* Prompt: Without the pictures, give the entries below again exactly as written.
— BEGIN —
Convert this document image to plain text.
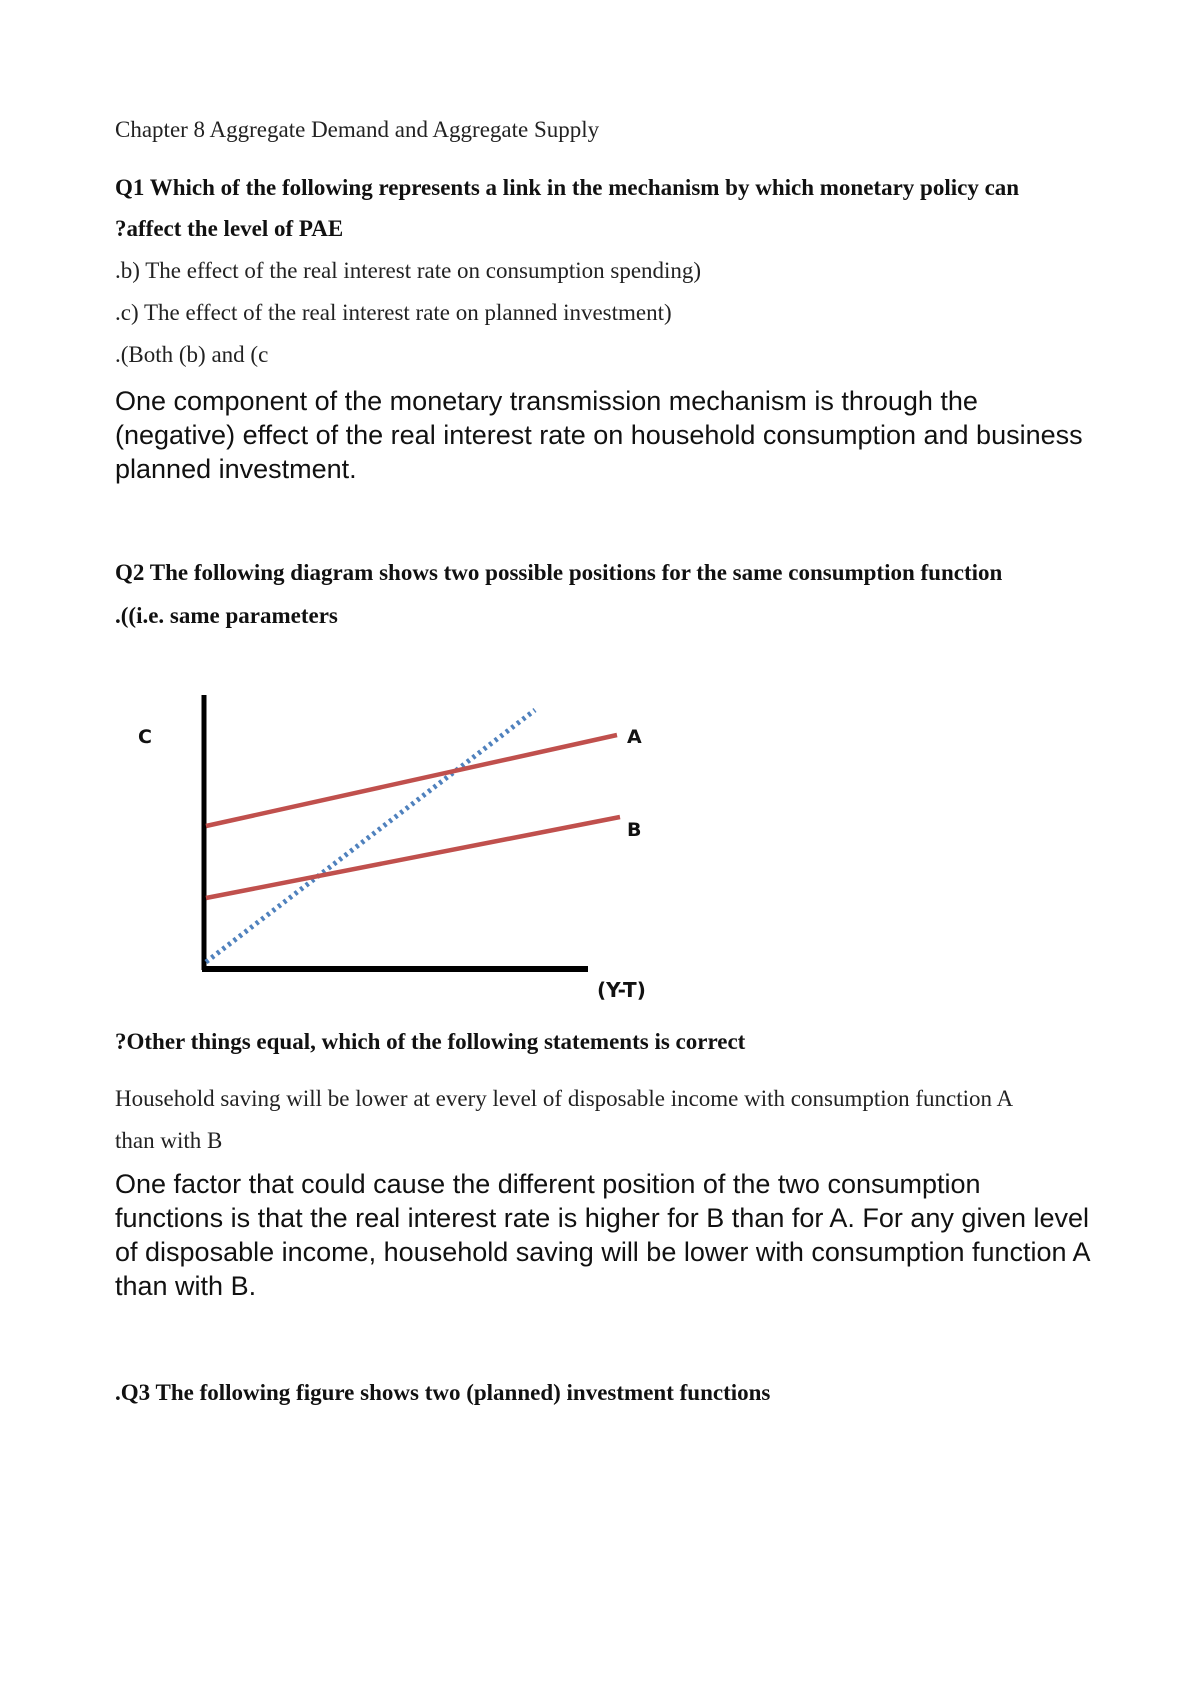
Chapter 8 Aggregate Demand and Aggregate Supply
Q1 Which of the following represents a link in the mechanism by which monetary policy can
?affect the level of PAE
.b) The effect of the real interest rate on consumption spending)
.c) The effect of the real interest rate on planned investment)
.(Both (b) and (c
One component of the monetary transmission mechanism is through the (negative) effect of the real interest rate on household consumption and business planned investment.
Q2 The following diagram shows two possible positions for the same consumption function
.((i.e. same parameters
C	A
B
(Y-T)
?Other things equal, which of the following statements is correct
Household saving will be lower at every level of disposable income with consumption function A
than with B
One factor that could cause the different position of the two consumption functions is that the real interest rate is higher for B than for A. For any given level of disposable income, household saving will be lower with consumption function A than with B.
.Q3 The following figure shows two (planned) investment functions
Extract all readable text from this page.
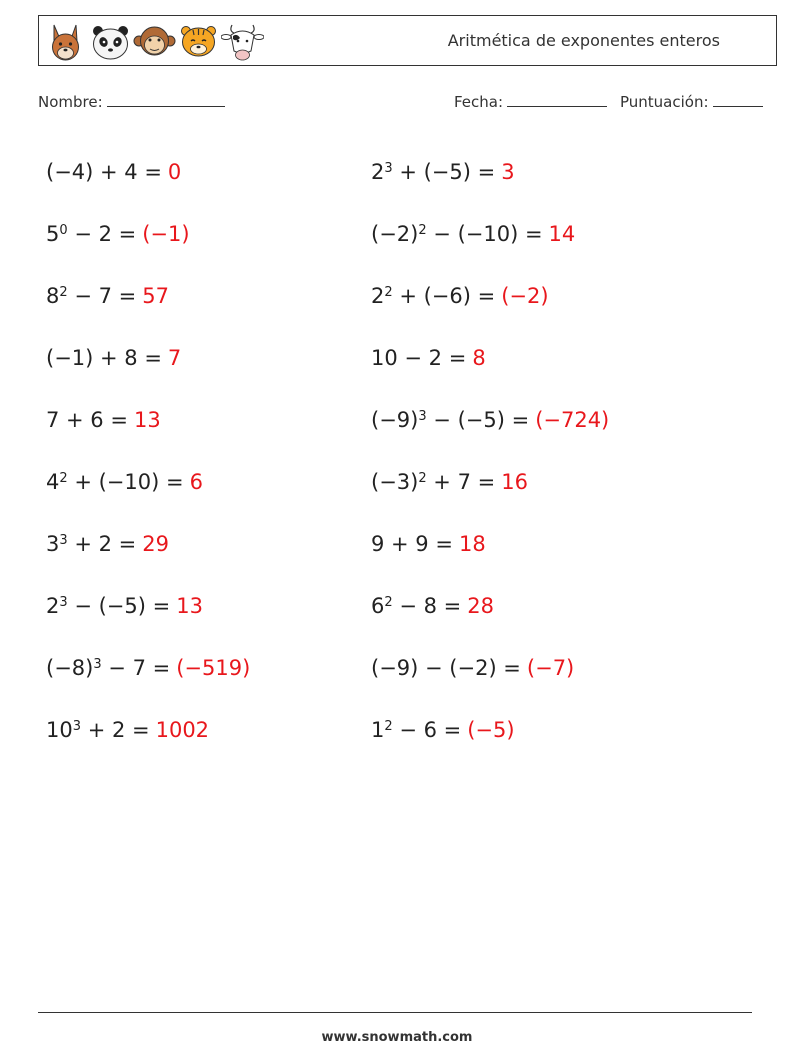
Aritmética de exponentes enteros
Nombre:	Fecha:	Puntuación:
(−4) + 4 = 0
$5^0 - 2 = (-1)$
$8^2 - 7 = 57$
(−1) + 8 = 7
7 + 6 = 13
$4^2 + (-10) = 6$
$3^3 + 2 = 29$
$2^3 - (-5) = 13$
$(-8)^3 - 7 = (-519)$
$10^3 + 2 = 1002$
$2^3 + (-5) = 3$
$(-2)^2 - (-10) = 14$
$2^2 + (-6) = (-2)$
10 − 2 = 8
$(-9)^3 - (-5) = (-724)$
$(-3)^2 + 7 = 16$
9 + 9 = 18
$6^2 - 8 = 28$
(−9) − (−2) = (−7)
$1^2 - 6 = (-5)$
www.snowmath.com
— END —
* Solution for this problem:
Convert this document image to plain text.
Chapter 8 Aggregate Demand and Aggregate Supply
Q1 Which of the following represents a link in the mechanism by which monetary policy can
?affect the level of PAE
.b) The effect of the real interest rate on consumption spending)
.c) The effect of the real interest rate on planned investment)
.(Both (b) and (c
One component of the monetary transmission mechanism is through the (negative) effect of the real interest rate on household consumption and business planned investment.
Q2 The following diagram shows two possible positions for the same consumption function
.((i.e. same parameters
C	A
B
(Y-T)
?Other things equal, which of the following statements is correct
Household saving will be lower at every level of disposable income with consumption function A
than with B
One factor that could cause the different position of the two consumption functions is that the real interest rate is higher for B than for A. For any given level of disposable income, household saving will be lower with consumption function A than with B.
.Q3 The following figure shows two (planned) investment functions
Extract all readable text from this page.
Aritmética de exponentes enteros
Nombre:	Fecha:	Puntuación:
(−4) + 4 = 0
$5^0 - 2 = (-1)$
$8^2 - 7 = 57$
(−1) + 8 = 7
7 + 6 = 13
$4^2 + (-10) = 6$
$3^3 + 2 = 29$
$2^3 - (-5) = 13$
$(-8)^3 - 7 = (-519)$
$10^3 + 2 = 1002$
$2^3 + (-5) = 3$
$(-2)^2 - (-10) = 14$
$2^2 + (-6) = (-2)$
10 − 2 = 8
$(-9)^3 - (-5) = (-724)$
$(-3)^2 + 7 = 16$
9 + 9 = 18
$6^2 - 8 = 28$
(−9) − (−2) = (−7)
$1^2 - 6 = (-5)$
www.snowmath.com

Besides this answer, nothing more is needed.